- [Work required]
Each line containing the word "this" must be collected.

- [Entries]
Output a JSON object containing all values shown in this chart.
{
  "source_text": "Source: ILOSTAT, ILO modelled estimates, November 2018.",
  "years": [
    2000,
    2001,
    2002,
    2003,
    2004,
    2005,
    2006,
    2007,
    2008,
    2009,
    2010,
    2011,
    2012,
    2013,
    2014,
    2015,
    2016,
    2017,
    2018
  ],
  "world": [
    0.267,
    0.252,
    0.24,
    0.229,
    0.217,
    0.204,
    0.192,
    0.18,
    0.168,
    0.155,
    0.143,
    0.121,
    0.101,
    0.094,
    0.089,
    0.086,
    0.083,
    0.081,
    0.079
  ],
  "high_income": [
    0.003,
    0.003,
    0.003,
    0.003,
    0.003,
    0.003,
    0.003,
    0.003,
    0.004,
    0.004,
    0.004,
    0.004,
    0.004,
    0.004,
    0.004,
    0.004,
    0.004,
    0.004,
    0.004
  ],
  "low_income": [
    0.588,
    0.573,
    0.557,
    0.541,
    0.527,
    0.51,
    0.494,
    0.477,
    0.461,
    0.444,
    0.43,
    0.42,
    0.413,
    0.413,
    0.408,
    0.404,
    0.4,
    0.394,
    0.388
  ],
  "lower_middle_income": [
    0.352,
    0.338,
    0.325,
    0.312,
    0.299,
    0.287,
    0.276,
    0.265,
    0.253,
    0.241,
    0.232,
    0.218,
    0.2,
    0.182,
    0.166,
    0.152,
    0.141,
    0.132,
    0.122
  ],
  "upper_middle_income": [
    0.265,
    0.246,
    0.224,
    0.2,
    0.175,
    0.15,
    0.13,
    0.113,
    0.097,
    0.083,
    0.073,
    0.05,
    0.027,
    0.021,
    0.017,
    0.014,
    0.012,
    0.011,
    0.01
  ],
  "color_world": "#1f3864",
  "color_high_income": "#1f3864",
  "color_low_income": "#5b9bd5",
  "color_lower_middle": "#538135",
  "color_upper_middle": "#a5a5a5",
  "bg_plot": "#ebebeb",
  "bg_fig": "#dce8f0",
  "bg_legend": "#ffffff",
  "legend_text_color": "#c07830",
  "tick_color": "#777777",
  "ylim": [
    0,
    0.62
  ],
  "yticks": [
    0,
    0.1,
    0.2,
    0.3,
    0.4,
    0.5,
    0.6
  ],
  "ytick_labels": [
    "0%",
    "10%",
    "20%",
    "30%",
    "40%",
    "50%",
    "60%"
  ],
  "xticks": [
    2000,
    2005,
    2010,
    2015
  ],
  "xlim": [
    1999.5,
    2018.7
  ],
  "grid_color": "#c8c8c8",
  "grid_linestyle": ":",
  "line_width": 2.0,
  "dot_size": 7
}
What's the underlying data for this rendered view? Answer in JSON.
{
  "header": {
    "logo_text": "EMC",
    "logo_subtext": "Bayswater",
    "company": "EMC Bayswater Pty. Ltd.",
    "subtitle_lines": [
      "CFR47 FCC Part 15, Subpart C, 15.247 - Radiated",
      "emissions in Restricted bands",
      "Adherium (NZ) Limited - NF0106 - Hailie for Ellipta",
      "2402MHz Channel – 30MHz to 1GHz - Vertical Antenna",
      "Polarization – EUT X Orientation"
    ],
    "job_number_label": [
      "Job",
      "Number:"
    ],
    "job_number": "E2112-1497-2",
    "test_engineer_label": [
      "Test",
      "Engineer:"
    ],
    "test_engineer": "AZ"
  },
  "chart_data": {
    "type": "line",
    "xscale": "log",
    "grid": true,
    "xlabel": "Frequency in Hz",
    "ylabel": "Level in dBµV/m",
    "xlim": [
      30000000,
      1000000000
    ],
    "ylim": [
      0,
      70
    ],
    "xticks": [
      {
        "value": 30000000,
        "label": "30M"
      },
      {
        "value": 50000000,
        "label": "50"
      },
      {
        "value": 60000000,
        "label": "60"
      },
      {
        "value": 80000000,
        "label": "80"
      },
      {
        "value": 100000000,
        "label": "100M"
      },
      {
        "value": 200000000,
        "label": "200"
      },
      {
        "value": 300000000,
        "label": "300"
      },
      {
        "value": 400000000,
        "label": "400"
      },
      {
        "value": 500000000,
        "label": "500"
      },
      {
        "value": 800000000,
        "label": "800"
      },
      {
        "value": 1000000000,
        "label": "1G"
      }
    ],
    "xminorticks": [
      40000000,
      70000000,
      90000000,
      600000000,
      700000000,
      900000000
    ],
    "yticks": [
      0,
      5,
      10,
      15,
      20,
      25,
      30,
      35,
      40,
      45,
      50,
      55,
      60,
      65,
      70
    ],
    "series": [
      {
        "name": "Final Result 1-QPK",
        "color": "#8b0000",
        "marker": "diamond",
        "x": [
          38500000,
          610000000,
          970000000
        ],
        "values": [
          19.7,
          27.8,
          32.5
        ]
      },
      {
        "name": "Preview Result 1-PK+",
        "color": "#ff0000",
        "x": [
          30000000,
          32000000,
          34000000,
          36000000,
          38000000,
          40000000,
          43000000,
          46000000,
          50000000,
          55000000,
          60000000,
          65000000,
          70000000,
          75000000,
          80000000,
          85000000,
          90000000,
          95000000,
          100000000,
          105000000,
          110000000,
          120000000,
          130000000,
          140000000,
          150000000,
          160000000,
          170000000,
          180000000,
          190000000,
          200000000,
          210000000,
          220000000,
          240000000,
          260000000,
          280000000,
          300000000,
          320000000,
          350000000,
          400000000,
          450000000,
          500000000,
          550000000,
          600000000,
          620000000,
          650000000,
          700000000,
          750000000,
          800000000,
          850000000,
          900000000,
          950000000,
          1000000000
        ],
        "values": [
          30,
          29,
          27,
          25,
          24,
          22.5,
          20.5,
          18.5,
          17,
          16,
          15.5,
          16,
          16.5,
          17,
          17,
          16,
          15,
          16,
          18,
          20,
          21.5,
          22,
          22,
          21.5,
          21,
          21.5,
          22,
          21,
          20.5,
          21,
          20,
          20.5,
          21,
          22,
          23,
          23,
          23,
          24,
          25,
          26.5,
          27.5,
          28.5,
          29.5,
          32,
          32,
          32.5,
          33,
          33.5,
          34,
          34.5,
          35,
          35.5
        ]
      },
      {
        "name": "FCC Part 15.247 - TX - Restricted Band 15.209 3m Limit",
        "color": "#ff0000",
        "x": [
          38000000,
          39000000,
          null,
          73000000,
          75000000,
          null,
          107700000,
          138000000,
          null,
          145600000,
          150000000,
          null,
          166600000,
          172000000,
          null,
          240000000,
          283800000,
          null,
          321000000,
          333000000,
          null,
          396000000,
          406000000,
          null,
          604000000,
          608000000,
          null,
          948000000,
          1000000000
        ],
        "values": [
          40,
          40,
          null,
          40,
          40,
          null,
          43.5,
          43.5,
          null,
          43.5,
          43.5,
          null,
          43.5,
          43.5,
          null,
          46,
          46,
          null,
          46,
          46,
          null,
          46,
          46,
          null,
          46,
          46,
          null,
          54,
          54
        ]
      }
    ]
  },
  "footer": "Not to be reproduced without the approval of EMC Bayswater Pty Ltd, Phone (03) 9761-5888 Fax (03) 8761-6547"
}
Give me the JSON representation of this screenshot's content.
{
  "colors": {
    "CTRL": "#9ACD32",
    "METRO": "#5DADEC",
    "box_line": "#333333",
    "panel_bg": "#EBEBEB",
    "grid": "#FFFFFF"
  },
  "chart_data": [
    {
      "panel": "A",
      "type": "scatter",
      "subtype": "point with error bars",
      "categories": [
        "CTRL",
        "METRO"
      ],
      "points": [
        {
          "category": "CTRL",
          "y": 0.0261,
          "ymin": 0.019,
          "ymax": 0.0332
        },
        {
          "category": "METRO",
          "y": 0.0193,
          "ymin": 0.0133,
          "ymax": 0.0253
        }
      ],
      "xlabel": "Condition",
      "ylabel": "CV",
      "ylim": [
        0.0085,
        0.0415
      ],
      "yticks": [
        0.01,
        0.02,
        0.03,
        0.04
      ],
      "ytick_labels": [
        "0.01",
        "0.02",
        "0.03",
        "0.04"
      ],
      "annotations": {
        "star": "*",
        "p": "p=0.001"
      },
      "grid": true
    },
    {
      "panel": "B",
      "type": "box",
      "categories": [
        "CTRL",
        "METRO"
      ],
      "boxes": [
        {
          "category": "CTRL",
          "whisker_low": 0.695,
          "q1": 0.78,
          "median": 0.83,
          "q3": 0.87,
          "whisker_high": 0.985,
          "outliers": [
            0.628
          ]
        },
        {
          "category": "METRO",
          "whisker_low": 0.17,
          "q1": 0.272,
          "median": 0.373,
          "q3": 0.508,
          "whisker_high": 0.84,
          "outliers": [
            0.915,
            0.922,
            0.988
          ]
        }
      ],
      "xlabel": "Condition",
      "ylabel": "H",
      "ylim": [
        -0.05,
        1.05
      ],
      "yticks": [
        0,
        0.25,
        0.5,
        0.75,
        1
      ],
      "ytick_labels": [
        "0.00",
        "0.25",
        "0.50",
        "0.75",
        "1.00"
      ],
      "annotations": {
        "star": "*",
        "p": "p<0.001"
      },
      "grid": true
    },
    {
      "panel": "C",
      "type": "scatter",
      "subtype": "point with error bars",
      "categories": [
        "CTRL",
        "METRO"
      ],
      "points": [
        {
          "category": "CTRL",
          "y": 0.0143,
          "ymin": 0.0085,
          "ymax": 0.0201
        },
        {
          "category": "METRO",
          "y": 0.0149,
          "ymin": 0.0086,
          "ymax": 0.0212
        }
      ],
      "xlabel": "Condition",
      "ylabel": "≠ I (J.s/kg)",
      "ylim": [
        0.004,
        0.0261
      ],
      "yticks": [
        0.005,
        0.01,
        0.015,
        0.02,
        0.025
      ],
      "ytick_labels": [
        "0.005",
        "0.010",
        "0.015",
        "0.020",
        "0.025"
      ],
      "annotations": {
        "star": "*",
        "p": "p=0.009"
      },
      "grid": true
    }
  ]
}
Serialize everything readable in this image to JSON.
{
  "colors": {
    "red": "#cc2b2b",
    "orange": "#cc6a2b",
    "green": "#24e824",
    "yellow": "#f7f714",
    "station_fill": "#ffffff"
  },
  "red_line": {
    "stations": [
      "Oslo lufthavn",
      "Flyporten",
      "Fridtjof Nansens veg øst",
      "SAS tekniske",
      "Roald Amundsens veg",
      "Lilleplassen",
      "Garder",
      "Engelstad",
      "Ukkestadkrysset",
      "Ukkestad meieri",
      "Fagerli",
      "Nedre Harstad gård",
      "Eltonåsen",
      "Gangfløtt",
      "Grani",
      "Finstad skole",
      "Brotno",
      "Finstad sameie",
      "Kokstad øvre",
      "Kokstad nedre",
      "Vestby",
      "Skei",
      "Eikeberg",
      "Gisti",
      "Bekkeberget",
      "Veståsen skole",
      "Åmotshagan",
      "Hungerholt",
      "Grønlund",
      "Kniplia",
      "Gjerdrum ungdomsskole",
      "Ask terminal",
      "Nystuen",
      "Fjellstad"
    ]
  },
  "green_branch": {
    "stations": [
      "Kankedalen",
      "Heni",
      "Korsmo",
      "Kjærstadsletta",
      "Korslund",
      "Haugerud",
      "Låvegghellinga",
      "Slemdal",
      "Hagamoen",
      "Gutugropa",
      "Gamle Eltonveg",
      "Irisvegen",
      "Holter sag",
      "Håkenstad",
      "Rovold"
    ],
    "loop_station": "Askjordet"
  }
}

- [In response]
Output a JSON object containing all values shown in this chart.
What's the underlying data for this rendered view? Answer in JSON.
Give me the JSON representation of this screenshot's content.
Serialize everything readable in this image to JSON.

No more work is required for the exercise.